## [Written problem]
Check every line below for the word "this" and copy each one that has it.

'''

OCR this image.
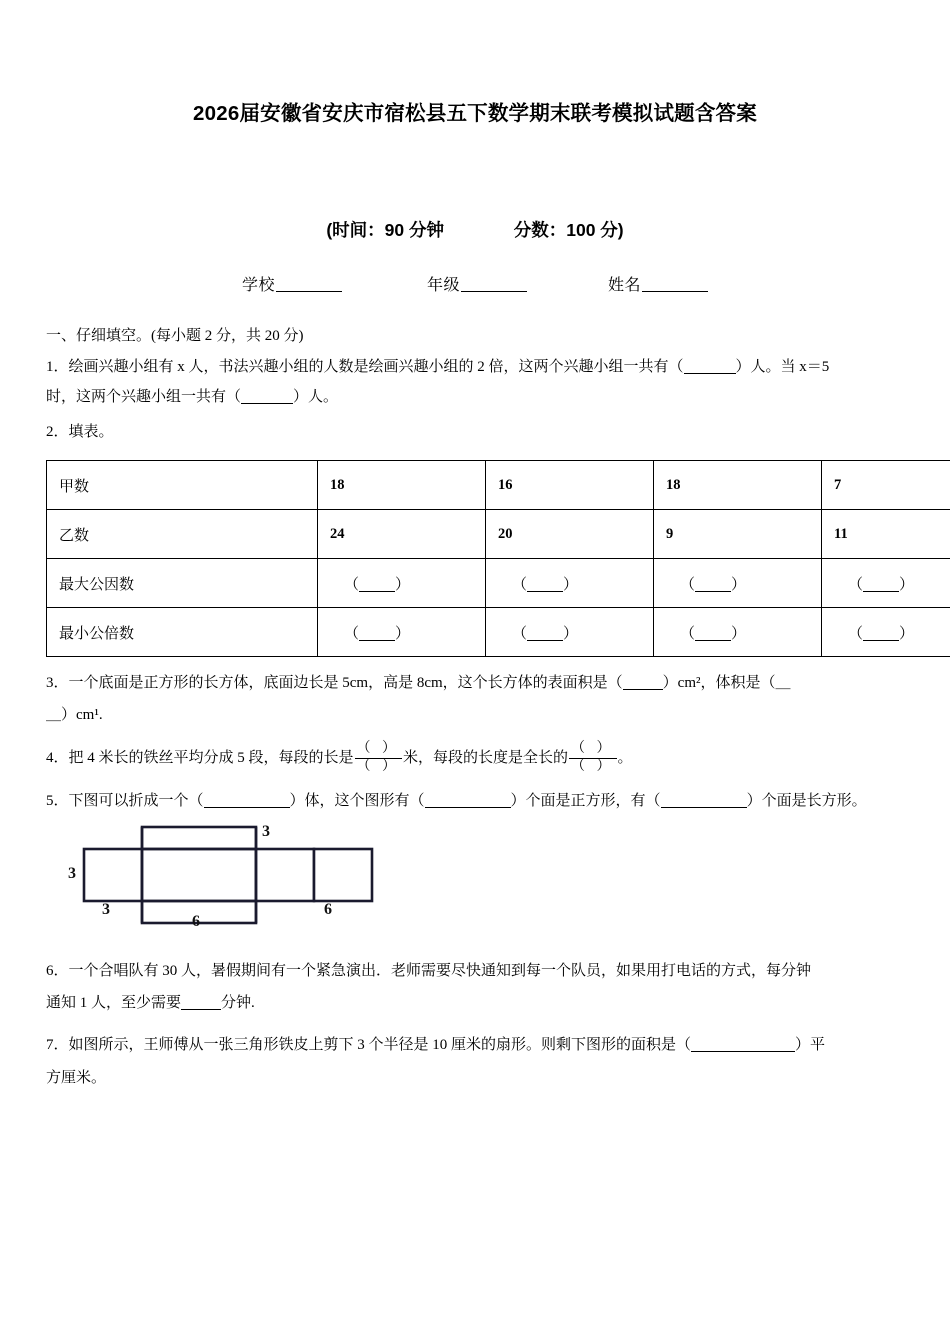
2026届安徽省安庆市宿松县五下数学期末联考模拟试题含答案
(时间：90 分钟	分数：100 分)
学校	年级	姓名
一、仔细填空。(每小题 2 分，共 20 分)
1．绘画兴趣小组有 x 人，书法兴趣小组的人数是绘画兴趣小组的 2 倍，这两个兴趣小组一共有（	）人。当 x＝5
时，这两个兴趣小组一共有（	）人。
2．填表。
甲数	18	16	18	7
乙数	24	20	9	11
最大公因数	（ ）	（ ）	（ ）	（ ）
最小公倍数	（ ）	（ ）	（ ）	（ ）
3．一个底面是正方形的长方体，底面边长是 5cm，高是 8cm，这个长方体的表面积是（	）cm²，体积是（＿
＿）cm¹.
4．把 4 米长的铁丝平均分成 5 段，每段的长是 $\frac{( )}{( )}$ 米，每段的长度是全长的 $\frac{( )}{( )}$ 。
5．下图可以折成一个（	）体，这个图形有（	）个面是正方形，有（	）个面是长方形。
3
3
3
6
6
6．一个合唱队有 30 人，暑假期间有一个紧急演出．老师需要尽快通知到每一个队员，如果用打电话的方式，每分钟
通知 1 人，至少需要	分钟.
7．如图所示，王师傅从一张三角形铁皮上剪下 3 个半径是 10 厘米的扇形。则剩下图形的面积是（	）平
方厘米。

'''
'''

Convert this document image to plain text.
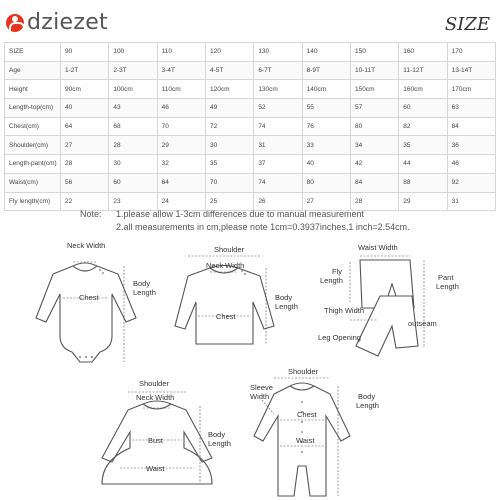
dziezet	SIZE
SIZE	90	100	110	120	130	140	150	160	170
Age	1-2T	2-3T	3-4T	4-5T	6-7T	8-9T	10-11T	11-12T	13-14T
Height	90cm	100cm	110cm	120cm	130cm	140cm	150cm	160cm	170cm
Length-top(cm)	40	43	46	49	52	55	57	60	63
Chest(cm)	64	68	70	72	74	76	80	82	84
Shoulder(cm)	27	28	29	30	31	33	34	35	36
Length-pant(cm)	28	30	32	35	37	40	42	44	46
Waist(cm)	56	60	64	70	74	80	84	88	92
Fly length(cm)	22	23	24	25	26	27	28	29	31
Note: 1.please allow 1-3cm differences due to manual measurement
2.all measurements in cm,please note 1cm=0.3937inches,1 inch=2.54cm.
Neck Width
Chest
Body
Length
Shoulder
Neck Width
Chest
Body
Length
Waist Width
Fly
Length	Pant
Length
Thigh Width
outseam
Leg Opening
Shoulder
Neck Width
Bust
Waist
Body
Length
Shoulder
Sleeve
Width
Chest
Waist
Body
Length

'''

## [Exercise result]
OCR this image.
Convert this document image to plain text.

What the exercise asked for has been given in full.